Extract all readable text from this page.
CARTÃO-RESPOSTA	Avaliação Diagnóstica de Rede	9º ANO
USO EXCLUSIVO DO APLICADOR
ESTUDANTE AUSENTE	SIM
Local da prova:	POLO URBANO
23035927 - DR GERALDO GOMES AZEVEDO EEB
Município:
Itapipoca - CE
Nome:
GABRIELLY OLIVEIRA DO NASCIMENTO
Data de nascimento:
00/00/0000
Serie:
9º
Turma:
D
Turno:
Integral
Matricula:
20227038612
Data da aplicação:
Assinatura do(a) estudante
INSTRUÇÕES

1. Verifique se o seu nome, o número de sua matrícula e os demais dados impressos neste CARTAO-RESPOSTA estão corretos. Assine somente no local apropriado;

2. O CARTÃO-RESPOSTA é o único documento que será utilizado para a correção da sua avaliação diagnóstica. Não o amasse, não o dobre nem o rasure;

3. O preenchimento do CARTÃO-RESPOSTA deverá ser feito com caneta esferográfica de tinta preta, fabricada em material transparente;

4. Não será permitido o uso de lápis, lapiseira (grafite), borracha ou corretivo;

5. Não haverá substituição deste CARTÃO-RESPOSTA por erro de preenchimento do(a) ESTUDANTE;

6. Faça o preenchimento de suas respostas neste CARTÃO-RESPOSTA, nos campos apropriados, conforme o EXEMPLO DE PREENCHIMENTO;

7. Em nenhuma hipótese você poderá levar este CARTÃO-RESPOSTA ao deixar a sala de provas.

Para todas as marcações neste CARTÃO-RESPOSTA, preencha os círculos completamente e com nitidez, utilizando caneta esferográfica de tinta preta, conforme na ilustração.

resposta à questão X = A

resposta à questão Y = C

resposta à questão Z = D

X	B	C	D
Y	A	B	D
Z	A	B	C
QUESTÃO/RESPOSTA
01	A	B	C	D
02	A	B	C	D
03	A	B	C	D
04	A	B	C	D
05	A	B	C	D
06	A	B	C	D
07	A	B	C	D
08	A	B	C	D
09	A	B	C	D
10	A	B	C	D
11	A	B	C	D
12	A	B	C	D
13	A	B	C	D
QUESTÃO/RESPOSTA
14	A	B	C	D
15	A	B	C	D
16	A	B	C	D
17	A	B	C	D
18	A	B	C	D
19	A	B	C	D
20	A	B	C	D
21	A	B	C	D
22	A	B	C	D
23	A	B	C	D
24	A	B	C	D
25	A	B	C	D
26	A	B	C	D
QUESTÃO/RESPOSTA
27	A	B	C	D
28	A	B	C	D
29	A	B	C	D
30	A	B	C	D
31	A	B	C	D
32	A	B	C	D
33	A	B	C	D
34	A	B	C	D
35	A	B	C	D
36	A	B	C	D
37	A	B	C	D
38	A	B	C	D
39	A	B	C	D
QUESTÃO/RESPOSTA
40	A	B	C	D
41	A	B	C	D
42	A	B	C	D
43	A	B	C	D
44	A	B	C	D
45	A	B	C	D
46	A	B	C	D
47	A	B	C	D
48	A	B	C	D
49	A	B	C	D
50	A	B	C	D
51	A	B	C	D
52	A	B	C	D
┄┄┄┄┄┄
**WHAT IS EXPECTED:**
Transcribe the data. Leave every line exactly as it is.

**RESULT OF THE EXERCISE:**
Extract all readable text from this page.
CARTÃO-RESPOSTA	Avaliação Diagnóstica de Rede	9º ANO
USO EXCLUSIVO DO APLICADOR
ESTUDANTE AUSENTE	SIM
Local da prova:	POLO URBANO
23035927 - DR GERALDO GOMES AZEVEDO EEB
Município:
Itapipoca - CE
Nome:
GABRIELLY OLIVEIRA DO NASCIMENTO
Data de nascimento:
00/00/0000
Serie:
9º
Turma:
D
Turno:
Integral
Matricula:
20227038612
Data da aplicação:
Assinatura do(a) estudante
INSTRUÇÕES

1. Verifique se o seu nome, o número de sua matrícula e os demais dados impressos neste CARTAO-RESPOSTA estão corretos. Assine somente no local apropriado;

2. O CARTÃO-RESPOSTA é o único documento que será utilizado para a correção da sua avaliação diagnóstica. Não o amasse, não o dobre nem o rasure;

3. O preenchimento do CARTÃO-RESPOSTA deverá ser feito com caneta esferográfica de tinta preta, fabricada em material transparente;

4. Não será permitido o uso de lápis, lapiseira (grafite), borracha ou corretivo;

5. Não haverá substituição deste CARTÃO-RESPOSTA por erro de preenchimento do(a) ESTUDANTE;

6. Faça o preenchimento de suas respostas neste CARTÃO-RESPOSTA, nos campos apropriados, conforme o EXEMPLO DE PREENCHIMENTO;

7. Em nenhuma hipótese você poderá levar este CARTÃO-RESPOSTA ao deixar a sala de provas.

Para todas as marcações neste CARTÃO-RESPOSTA, preencha os círculos completamente e com nitidez, utilizando caneta esferográfica de tinta preta, conforme na ilustração.

resposta à questão X = A

resposta à questão Y = C

resposta à questão Z = D

X	B	C	D
Y	A	B	D
Z	A	B	C
QUESTÃO/RESPOSTA
01	A	B	C	D
02	A	B	C	D
03	A	B	C	D
04	A	B	C	D
05	A	B	C	D
06	A	B	C	D
07	A	B	C	D
08	A	B	C	D
09	A	B	C	D
10	A	B	C	D
11	A	B	C	D
12	A	B	C	D
13	A	B	C	D
QUESTÃO/RESPOSTA
14	A	B	C	D
15	A	B	C	D
16	A	B	C	D
17	A	B	C	D
18	A	B	C	D
19	A	B	C	D
20	A	B	C	D
21	A	B	C	D
22	A	B	C	D
23	A	B	C	D
24	A	B	C	D
25	A	B	C	D
26	A	B	C	D
QUESTÃO/RESPOSTA
27	A	B	C	D
28	A	B	C	D
29	A	B	C	D
30	A	B	C	D
31	A	B	C	D
32	A	B	C	D
33	A	B	C	D
34	A	B	C	D
35	A	B	C	D
36	A	B	C	D
37	A	B	C	D
38	A	B	C	D
39	A	B	C	D
QUESTÃO/RESPOSTA
40	A	B	C	D
41	A	B	C	D
42	A	B	C	D
43	A	B	C	D
44	A	B	C	D
45	A	B	C	D
46	A	B	C	D
47	A	B	C	D
48	A	B	C	D
49	A	B	C	D
50	A	B	C	D
51	A	B	C	D
52	A	B	C	D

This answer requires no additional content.